Data:
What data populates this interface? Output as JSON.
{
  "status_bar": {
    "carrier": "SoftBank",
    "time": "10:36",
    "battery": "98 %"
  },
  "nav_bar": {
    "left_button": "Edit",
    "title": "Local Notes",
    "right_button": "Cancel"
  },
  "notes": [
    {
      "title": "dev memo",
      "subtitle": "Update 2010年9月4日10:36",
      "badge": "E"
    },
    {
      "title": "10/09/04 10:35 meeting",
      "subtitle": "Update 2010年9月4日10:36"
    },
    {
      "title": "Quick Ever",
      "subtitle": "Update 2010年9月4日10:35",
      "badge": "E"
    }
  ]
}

Directions:
Without changing a word, restate the whole listing.

Complete answer:
What data populates this interface? Output as JSON.
{
  "status_bar": {
    "carrier": "SoftBank",
    "time": "10:36",
    "battery": "98 %"
  },
  "nav_bar": {
    "left_button": "Edit",
    "title": "Local Notes",
    "right_button": "Cancel"
  },
  "notes": [
    {
      "title": "dev memo",
      "subtitle": "Update 2010年9月4日10:36",
      "badge": "E"
    },
    {
      "title": "10/09/04 10:35 meeting",
      "subtitle": "Update 2010年9月4日10:36"
    },
    {
      "title": "Quick Ever",
      "subtitle": "Update 2010年9月4日10:35",
      "badge": "E"
    }
  ]
}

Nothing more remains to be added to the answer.